Figure data in JSON
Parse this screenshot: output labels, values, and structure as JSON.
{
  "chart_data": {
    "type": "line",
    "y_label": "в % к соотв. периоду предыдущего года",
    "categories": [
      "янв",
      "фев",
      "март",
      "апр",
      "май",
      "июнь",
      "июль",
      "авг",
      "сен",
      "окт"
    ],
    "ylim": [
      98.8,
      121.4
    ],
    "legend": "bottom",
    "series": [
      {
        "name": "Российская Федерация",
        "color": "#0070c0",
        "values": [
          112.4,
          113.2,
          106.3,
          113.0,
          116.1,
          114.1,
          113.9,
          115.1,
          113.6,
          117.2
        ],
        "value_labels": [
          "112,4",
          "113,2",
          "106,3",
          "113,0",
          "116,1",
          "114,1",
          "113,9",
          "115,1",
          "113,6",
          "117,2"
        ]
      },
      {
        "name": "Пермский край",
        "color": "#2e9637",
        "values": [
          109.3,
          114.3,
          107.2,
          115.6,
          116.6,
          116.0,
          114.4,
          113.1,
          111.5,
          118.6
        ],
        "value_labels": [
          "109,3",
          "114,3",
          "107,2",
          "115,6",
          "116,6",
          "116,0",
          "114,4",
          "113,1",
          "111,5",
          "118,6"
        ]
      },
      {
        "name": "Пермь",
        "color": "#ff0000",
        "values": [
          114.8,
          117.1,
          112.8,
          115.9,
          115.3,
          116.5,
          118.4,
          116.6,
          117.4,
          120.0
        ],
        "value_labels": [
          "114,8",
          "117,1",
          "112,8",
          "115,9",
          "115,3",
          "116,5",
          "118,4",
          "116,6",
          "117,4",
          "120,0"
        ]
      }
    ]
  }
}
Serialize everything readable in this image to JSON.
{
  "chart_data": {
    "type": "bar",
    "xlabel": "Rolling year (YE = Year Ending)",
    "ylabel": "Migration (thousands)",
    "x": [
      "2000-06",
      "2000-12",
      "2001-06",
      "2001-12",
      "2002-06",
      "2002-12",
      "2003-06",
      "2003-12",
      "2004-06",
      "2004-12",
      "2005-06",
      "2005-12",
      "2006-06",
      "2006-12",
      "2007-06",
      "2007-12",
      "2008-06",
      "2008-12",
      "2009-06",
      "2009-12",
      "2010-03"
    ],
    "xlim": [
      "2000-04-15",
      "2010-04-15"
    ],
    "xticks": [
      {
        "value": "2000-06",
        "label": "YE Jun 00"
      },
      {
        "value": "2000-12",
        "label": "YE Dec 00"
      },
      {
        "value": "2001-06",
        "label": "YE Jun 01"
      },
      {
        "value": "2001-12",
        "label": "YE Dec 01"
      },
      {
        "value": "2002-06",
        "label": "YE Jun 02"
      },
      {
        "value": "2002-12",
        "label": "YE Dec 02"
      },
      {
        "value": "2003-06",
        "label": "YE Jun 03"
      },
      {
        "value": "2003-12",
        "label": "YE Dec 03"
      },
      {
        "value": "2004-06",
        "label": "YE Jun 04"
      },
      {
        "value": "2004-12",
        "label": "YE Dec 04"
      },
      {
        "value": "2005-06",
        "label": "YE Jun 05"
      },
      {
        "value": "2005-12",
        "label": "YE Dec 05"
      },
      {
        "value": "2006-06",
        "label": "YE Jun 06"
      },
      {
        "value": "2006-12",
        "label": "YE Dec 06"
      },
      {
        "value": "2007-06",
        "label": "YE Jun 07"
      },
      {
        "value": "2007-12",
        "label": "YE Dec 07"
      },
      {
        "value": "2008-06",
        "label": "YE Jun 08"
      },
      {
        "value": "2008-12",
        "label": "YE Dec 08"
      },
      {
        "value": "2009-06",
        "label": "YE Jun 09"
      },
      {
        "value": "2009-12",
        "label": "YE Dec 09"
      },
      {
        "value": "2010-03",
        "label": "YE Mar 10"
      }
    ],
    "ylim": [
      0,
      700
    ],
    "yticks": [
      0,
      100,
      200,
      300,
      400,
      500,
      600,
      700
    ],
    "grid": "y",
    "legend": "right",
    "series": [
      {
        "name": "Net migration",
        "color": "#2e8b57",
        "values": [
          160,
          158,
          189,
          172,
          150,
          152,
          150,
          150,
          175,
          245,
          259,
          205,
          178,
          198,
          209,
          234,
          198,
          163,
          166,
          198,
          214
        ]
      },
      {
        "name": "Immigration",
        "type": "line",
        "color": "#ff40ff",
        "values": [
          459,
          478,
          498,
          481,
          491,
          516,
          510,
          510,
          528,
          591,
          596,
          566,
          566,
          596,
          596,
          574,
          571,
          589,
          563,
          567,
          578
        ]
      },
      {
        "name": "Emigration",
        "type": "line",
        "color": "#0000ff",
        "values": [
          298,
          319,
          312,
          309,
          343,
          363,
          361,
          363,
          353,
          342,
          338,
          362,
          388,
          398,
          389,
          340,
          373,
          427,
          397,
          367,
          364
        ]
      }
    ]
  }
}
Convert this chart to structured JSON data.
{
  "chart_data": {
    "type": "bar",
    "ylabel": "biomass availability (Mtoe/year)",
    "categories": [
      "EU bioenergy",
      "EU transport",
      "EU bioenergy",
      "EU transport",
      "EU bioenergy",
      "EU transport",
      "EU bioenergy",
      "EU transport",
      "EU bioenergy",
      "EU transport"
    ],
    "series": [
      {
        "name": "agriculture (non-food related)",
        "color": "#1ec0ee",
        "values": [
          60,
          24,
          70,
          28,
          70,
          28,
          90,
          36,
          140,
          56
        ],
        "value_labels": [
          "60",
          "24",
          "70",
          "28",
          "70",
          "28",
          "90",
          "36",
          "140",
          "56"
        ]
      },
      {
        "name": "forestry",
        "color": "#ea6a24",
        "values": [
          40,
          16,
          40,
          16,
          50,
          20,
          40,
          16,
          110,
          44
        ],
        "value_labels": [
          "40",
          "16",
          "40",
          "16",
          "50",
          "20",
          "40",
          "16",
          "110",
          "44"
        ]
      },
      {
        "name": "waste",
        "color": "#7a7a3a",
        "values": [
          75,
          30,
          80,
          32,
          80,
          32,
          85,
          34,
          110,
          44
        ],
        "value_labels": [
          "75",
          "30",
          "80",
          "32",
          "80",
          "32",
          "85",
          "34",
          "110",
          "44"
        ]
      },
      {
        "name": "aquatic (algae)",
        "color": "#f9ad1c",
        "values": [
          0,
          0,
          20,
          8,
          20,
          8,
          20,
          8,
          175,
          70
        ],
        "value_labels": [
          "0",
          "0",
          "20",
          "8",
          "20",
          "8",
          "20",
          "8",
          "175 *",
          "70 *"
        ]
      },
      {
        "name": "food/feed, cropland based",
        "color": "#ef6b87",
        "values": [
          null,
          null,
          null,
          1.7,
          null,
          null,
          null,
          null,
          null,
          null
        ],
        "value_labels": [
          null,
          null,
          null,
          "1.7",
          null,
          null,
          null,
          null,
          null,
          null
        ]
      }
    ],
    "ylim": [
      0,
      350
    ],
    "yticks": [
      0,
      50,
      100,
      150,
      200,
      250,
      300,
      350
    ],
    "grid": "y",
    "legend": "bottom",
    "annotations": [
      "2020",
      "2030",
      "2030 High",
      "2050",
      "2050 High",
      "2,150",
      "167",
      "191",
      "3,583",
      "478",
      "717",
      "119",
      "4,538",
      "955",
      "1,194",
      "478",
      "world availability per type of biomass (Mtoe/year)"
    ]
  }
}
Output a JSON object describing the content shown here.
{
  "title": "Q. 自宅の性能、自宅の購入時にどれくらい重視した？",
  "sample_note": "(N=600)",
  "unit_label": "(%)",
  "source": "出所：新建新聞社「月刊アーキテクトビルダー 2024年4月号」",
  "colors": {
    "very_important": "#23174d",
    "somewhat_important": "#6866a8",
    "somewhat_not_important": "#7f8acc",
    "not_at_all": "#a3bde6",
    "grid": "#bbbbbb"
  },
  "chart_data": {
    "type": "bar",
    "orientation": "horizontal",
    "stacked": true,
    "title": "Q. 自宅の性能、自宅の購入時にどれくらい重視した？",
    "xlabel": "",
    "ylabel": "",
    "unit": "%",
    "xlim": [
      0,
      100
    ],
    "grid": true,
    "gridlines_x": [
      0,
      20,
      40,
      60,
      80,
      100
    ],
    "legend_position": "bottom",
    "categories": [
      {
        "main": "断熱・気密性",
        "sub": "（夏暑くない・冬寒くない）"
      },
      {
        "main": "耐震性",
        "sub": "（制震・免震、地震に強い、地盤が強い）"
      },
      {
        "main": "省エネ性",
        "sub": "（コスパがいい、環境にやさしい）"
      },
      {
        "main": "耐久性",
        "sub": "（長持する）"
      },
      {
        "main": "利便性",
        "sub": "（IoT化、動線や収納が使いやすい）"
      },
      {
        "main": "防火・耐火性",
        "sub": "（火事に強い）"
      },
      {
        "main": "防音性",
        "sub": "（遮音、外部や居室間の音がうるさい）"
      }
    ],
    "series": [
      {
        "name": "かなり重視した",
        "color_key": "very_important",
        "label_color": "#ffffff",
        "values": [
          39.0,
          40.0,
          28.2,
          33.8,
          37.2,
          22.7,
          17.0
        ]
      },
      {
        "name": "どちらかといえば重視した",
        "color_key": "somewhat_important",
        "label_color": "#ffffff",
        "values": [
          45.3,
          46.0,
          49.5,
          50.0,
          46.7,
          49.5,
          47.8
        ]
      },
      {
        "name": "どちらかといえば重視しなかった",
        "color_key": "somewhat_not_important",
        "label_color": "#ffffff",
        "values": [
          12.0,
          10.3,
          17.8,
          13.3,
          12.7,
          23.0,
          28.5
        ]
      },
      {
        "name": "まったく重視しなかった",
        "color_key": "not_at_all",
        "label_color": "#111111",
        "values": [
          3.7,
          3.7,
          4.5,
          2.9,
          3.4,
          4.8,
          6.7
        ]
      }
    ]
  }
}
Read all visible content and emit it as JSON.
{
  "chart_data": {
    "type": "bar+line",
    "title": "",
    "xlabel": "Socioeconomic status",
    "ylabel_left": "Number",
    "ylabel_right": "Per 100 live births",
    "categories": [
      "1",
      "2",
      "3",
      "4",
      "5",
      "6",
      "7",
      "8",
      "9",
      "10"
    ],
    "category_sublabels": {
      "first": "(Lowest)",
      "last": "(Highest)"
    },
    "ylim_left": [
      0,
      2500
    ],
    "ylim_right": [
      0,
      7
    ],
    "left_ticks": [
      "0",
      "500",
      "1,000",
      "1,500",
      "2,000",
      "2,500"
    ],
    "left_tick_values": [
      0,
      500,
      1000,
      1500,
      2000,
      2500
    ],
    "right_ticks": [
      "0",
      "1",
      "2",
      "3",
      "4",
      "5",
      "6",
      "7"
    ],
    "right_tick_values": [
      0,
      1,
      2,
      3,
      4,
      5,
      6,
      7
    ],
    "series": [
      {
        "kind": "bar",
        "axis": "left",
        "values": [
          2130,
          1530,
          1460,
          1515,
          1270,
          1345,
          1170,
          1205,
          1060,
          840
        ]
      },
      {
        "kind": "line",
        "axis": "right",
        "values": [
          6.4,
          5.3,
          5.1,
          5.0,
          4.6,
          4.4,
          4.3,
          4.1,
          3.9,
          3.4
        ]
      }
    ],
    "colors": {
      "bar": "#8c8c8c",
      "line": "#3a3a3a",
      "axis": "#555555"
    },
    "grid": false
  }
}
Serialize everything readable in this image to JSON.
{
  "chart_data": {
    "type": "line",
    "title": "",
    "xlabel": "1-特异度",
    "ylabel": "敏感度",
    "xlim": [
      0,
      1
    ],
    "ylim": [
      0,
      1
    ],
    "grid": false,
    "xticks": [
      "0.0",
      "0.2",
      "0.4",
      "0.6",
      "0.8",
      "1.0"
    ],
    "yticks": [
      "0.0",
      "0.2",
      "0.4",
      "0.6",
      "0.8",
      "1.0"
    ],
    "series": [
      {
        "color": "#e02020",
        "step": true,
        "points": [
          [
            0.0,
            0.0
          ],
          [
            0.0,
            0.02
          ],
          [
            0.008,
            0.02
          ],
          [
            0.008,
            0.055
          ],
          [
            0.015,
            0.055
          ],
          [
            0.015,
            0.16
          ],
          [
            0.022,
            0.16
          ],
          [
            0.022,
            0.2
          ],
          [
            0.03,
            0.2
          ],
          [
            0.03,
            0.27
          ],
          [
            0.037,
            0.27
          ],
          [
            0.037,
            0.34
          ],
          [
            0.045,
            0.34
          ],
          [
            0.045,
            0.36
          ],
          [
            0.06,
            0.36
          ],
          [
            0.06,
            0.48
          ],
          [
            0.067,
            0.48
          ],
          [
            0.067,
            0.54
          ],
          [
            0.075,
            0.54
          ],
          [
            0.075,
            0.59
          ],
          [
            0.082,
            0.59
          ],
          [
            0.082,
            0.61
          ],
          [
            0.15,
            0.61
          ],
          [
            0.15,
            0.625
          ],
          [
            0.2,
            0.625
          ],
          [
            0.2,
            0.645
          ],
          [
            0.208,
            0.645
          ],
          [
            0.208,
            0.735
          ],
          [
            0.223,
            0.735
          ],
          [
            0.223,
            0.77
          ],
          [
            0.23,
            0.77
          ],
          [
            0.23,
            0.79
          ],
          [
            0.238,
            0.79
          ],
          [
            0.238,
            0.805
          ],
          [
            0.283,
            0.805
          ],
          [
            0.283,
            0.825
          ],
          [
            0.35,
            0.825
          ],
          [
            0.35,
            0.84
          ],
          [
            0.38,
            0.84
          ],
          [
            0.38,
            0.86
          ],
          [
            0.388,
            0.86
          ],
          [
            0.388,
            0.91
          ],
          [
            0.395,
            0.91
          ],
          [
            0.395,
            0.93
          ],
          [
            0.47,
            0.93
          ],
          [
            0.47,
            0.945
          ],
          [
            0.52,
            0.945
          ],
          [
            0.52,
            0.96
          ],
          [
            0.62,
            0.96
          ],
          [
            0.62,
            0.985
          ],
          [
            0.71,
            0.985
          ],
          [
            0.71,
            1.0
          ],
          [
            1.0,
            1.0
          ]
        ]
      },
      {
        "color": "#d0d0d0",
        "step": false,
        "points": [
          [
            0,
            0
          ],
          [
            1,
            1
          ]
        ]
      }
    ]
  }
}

What this task involves
Scan the lines for the string "title". Pick out every line that has it.

Answer below
  "title": "Q. 自宅の性能、自宅の購入時にどれくらい重視した？",
    "title": "Q. 自宅の性能、自宅の購入時にどれくらい重視した？",
    "title": "",
    "title": "",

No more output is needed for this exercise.